- EXTRAIT CITÉ
▼▼▼

Le front de gauche sur toutes les lèvres du parti de Jean-Luc Mélenchon. Réunis depuis vendredi et ce week-end à Limeil-Brévannes (Val-de-Marne) pour leur congrès fondateur, les quelque 500 délégués du Parti de gauche (PG) - qui revendique près de 4 000 adhérents - vont essentiellement débattre de la stratégie d’un « front de gauche pour changer d’Europe » aux élections de juin. Avec l’objectif de le « dramatiser » et l’ambition de l’élargir. Car ses deux piliers, PCF et PG, qui ont lancé l’initiative mi-novembre dès après la création de ce dernier, espèrent rallier d’autres forces de la gauche du non de 2005.
Baume. Pour l’heure, celles-ci hésitent à signer, et la délégation du PG, qui a notamment rencontré le NPA d’Olivier Besancenot, les Alternatifs, le POI (fondé notamment par les trotskistes lambertistes) et les chevènementistes - en attendant de voir LO -, doit se contenter de réponses de Normand. « A part le PCF, personne n’a dit oui… mais personne n’a dit non », s’efforce de relativiser Mélenchon, soulignant une ouverture du côté des Alternatifs, qui ont donné « une réponse plutôt positive sous conditions ». Tout en déplorant que certains restent « prostrés dans une culture minoritaire », l’ex-socialiste se félicite de ses avancées par petits pas : « Au départ, personne ne se parlait, Besancenot a dit qu’on voulait créer un « nouveau PS ». Maintenant, au NPA, ils jugent que c’est un acte positif : on a progressé d’un cran. » Et la déclaration unitaire signée par dix organisations de gauche en soutien à la mobilisation sociale de jeudi a mis du baume au cœur du sénateur de l’Essonne, représentant, selon lui, un « signe encourageant » auquel il rêve de donner un débouché politique aux européennes.

▲▲▲

- LIGNES DE DONNÉES
▼▼▼

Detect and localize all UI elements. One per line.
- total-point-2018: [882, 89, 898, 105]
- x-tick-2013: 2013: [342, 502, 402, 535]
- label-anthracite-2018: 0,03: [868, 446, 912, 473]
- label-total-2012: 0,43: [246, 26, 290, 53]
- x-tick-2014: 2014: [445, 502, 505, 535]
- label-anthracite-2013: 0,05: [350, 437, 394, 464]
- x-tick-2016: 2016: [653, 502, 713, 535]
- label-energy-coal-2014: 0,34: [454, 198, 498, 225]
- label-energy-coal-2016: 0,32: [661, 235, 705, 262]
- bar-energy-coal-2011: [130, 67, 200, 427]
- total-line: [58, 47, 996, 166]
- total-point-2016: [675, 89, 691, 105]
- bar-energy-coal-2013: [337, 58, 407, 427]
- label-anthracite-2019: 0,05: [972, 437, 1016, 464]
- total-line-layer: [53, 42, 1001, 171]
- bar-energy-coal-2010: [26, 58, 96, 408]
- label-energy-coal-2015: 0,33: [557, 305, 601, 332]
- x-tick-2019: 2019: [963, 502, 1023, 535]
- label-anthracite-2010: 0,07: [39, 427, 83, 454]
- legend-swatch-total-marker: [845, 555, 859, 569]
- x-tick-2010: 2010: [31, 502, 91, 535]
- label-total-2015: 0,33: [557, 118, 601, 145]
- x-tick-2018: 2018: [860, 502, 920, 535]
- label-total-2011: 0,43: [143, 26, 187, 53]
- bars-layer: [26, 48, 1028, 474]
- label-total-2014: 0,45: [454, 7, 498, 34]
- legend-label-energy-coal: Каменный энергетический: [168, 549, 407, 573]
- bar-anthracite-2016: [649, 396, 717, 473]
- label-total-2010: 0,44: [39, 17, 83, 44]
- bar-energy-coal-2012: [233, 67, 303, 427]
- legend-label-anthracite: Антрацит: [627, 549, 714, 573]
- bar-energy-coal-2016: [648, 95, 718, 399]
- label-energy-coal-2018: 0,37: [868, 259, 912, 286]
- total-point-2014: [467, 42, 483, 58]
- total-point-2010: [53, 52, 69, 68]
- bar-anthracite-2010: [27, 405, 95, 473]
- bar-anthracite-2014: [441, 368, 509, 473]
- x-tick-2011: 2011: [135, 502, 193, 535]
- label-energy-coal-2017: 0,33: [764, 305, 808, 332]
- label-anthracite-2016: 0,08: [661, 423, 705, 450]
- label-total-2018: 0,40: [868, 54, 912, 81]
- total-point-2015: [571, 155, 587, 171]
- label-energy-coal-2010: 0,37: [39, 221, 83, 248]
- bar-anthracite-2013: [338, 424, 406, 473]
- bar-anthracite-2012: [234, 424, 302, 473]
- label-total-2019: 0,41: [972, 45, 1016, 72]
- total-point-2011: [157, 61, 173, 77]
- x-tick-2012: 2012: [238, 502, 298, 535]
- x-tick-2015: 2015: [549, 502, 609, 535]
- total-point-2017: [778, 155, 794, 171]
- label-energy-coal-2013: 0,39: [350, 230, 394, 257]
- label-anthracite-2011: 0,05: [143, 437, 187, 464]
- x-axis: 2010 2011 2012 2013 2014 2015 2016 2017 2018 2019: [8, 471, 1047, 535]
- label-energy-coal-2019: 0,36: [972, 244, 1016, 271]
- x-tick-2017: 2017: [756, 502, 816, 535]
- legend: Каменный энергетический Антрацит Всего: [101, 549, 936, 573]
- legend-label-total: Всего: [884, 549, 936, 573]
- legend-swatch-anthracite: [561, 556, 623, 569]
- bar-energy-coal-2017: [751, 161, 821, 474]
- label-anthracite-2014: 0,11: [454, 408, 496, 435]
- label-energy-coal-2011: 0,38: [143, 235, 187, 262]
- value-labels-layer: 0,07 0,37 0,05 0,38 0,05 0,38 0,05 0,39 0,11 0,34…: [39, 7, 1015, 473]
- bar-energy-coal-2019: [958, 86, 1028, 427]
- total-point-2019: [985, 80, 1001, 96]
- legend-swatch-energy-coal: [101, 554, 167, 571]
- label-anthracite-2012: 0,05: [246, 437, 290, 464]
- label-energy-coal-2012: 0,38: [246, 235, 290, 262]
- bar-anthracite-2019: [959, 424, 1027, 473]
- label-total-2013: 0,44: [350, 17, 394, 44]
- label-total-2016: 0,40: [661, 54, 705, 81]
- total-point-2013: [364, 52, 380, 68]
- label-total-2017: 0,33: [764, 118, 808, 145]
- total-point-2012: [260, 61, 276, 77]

▲▲▲

- CONSIGNES
1. D'après l'extrait, répondez à ces questions :
(a) Combien d'adhérents le Parti de gauche revendique-t-il ?
(b) Dans quelle commune se tient son congrès fondateur ?
(c) Combien d'organisations de gauche ont signé la déclaration unitaire en soutien à la mobilisation sociale de jeudi ?
2. Recopiez le passage de l'extrait qui commence par « Le front de » et se termine par « non de 2005. ».
Pour répondre, servez-vous seulement de l'extrait.

- RÉSULTATS DE L'EXERCICE
1.
(a) Près de 4 000.
(b) À Limeil-Brévannes (Val-de-Marne).
(c) Dix.

2.
Le front de gauche sur toutes les lèvres du parti de Jean-Luc Mélenchon. Réunis depuis vendredi et ce week-end à Limeil-Brévannes (Val-de-Marne) pour leur congrès fondateur, les quelque 500 délégués du Parti de gauche (PG) - qui revendique près de 4 000 adhérents - vont essentiellement débattre de la stratégie d’un « front de gauche pour changer d’Europe » aux élections de juin. Avec l’objectif de le « dramatiser » et l’ambition de l’élargir. Car ses deux piliers, PCF et PG, qui ont lancé l’initiative mi-novembre dès après la création de ce dernier, espèrent rallier d’autres forces de la gauche du non de 2005.